_WORK TO BE COMPLETED_.
Gather each line containing the string "Зарядка" from these entries.
----
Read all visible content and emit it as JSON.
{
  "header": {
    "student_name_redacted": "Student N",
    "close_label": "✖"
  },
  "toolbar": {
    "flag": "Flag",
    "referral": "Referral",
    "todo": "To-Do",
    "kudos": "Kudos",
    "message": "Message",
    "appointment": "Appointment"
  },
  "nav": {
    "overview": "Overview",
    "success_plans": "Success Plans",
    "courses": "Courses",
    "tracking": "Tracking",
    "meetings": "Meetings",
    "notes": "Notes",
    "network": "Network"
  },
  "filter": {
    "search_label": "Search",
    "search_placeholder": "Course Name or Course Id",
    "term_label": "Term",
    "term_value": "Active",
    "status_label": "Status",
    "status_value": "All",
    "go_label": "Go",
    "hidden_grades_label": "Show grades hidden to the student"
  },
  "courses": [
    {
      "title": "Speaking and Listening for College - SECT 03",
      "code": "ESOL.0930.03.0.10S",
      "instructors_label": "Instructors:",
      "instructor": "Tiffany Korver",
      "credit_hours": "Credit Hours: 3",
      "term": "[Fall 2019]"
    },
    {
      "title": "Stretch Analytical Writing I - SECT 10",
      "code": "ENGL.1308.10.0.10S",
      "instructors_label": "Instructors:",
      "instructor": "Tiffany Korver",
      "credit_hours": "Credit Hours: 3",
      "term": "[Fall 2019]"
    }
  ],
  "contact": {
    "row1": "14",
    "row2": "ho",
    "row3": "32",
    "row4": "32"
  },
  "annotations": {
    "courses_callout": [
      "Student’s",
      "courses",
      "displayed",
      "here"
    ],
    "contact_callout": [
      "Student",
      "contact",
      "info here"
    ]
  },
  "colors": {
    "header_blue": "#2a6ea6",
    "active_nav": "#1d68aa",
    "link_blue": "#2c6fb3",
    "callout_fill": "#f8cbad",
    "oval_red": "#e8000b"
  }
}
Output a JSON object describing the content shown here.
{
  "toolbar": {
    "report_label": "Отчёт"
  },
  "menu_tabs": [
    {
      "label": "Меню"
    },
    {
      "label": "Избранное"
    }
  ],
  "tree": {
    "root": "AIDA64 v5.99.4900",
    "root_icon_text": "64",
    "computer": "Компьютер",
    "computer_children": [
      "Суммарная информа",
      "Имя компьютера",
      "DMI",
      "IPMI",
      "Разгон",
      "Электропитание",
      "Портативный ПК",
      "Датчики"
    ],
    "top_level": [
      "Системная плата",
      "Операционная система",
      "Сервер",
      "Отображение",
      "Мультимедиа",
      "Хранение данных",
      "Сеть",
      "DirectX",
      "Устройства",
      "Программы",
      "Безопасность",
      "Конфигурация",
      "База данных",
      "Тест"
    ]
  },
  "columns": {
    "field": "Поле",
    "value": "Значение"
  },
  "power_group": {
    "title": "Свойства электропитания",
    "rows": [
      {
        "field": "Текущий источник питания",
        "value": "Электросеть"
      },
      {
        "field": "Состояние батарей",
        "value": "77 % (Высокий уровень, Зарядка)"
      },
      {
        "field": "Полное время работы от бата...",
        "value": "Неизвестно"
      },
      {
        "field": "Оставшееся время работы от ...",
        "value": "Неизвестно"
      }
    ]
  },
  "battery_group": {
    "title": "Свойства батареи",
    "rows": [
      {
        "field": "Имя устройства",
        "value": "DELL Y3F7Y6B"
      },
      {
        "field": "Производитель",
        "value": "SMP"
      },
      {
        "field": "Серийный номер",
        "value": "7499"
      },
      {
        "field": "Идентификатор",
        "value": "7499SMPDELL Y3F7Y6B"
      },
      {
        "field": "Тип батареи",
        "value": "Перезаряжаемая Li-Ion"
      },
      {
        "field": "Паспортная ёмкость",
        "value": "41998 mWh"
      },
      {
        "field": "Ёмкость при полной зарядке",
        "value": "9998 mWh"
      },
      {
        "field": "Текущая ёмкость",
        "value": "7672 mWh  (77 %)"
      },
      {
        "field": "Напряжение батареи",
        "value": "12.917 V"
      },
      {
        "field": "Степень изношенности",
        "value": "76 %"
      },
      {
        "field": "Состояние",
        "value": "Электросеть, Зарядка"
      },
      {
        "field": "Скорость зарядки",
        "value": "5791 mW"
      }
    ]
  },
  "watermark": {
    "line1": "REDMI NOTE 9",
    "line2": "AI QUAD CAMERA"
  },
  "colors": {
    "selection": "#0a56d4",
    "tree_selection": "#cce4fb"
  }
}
----
_FINISHED EXERCISE_.
        "value": "77 % (Высокий уровень, Зарядка)"
        "value": "Электросеть, Зарядка"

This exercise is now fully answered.